Provided text -
# # # # # # #

And in SH Lock (NZ) Ltd v Oremland (unreported, High Court, Auckland Registry, CP.641/86, 19 August 1986) Wylie J. said:
Clearly the onus of showing there is no defence lies with the plaintiff, but the discharge of that onus is not in my view to be frustrated by a defendant raising hypothetical possibilities in vague terms unsupported by any positive assertions or corroborative documentation.
The question then is whether we are satisfied that there is an arguable defence to the respondents’ claim. The starting point is to consider the documents upon which the plaintiff relies, that is to say the term loan and the deed of indemnity. On the face of it the provisions of those documents are clear and straightforward. The Bridgecorp loan was guaranteed by the appellant, the respondents and Mr Bartells. The appellant and Mr Bartells indemnified the respondents against any liability that they might incur pursuant to their guarantee given to Bridgecorp. A demand was made by Bridgecorp on the respondents. The respondents have satisfied that demand. Without more, there is a clear case for judgment against the appellant.
We turn then to consider whether any of the matters argued on behalf of the appellant raise an arguable defence.
The first argument was that the deed of cancellation constituted payment by Mr Bartells to the respondents of the amount owing to Bridgecorp. Mr Asher argued that if Mr Bartells had given the respondents a cheque for the amount due to Bridgecorp the respondents would not then be entitled to claim on the indemnity after having paid the Bridgecorp loan. He submitted that the effect of the deed of cancellation was to confirm a situation whereby the respondents obtained the Clifton Road property at a price $500,000 less than its true value. He referred to the Quotable Value New Zealand valuation exhibited in evidence which showed the capital value of the Clifton Road property as being $1,379,000 and contrasted that with the actual sale price of $853,642.
Mr Asher submitted that by agreeing to the cancellation of the cinema purchase the respondents had gained an advantage of $500,000. He submitted that the meaning of the indemnity document was that if the respondents suffered a loss as a result of the Bridgecorp demand then Mr Bartells and Mr Friedlander were required to indemnify them. He said they had not suffered a loss so there should be no indemnity. He submitted that the “swap” transaction was at the heart of the need for the indemnity and that equitable principles should apply.

# # # # # # #

Written request 1 - Summarize the excerpt about the indemnity claim in two sentences.
The text and the records have no connection to each other.

Records to process -
# # # # # # #

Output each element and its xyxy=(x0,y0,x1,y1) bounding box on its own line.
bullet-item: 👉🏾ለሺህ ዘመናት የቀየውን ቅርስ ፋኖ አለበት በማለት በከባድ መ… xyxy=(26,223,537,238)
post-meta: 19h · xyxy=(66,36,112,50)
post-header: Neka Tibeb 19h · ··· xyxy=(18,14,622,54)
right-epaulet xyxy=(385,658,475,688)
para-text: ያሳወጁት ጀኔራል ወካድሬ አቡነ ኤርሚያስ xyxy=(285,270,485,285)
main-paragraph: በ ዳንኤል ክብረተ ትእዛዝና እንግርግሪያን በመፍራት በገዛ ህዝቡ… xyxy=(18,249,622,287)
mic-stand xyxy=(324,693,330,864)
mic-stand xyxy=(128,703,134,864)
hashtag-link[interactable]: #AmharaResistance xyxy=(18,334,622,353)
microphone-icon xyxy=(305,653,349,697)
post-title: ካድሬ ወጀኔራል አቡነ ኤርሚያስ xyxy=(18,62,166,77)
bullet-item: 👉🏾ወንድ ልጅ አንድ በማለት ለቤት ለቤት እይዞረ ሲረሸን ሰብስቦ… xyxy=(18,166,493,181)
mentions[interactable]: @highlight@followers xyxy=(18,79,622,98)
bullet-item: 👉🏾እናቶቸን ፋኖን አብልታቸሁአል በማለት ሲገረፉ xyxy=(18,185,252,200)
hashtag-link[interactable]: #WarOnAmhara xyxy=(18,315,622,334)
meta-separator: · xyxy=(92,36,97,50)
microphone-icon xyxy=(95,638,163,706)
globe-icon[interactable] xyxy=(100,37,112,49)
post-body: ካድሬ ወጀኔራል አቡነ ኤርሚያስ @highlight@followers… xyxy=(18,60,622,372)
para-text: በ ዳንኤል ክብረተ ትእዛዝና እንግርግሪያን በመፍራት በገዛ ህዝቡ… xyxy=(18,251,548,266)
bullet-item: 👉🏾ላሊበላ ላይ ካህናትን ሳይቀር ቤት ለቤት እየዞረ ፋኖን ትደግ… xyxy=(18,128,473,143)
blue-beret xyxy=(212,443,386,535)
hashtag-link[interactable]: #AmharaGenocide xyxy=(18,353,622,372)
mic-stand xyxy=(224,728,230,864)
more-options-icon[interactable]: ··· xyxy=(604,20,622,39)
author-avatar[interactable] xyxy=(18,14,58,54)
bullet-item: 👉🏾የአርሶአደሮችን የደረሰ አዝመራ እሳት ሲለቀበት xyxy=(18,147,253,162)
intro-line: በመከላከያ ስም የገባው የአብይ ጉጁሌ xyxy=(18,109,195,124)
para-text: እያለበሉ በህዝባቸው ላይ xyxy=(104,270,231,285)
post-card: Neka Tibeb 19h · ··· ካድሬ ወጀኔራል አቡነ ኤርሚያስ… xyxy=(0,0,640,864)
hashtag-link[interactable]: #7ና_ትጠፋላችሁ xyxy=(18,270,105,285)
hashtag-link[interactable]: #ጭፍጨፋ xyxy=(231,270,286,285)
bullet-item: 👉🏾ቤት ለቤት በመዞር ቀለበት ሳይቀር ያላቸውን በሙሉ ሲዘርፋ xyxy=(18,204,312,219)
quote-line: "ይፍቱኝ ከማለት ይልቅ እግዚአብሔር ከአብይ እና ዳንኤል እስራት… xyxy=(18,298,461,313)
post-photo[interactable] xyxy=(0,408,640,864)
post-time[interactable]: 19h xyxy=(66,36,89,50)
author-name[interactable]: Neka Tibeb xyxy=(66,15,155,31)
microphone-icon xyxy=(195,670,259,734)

# # # # # # #

Written request 2 - Format the records as a numbered list, starting at the first line of the records and ending at the line containing "mic-stand xyxy=(224,728,230,864)", both included and blank lines left out.

Exercise response 1 - The question posed is whether there is an arguable defense to the respondents' claim, and on the face of the term loan and deed of indemnity, which are clear and straightforward, there is a clear case for judgment against the appellant. For the appellant, Mr Asher argued that the deed of cancellation amounted to payment by Mr Bartells to the respondents, that the respondents gained an advantage of $500,000 and had suffered no loss, and so there should be no indemnity.

Exercise response 2 -
1. Output each element and its xyxy=(x0,y0,x1,y1) bounding box on its own line.
2. bullet-item: 👉🏾ለሺህ ዘመናት የቀየውን ቅርስ ፋኖ አለበት በማለት በከባድ መ… xyxy=(26,223,537,238)
3. post-meta: 19h · xyxy=(66,36,112,50)
4. post-header: Neka Tibeb 19h · ··· xyxy=(18,14,622,54)
5. right-epaulet xyxy=(385,658,475,688)
6. para-text: ያሳወጁት ጀኔራል ወካድሬ አቡነ ኤርሚያስ xyxy=(285,270,485,285)
7. main-paragraph: በ ዳንኤል ክብረተ ትእዛዝና እንግርግሪያን በመፍራት በገዛ ህዝቡ… xyxy=(18,249,622,287)
8. mic-stand xyxy=(324,693,330,864)
9. mic-stand xyxy=(128,703,134,864)
10. hashtag-link[interactable]: #AmharaResistance xyxy=(18,334,622,353)
11. microphone-icon xyxy=(305,653,349,697)
12. post-title: ካድሬ ወጀኔራል አቡነ ኤርሚያስ xyxy=(18,62,166,77)
13. bullet-item: 👉🏾ወንድ ልጅ አንድ በማለት ለቤት ለቤት እይዞረ ሲረሸን ሰብስቦ… xyxy=(18,166,493,181)
14. mentions[interactable]: @highlight@followers xyxy=(18,79,622,98)
15. bullet-item: 👉🏾እናቶቸን ፋኖን አብልታቸሁአል በማለት ሲገረፉ xyxy=(18,185,252,200)
16. hashtag-link[interactable]: #WarOnAmhara xyxy=(18,315,622,334)
17. meta-separator: · xyxy=(92,36,97,50)
18. microphone-icon xyxy=(95,638,163,706)
19. globe-icon[interactable] xyxy=(100,37,112,49)
20. post-body: ካድሬ ወጀኔራል አቡነ ኤርሚያስ @highlight@followers… xyxy=(18,60,622,372)
21. para-text: በ ዳንኤል ክብረተ ትእዛዝና እንግርግሪያን በመፍራት በገዛ ህዝቡ… xyxy=(18,251,548,266)
22. bullet-item: 👉🏾ላሊበላ ላይ ካህናትን ሳይቀር ቤት ለቤት እየዞረ ፋኖን ትደግ… xyxy=(18,128,473,143)
23. blue-beret xyxy=(212,443,386,535)
24. hashtag-link[interactable]: #AmharaGenocide xyxy=(18,353,622,372)
25. mic-stand xyxy=(224,728,230,864)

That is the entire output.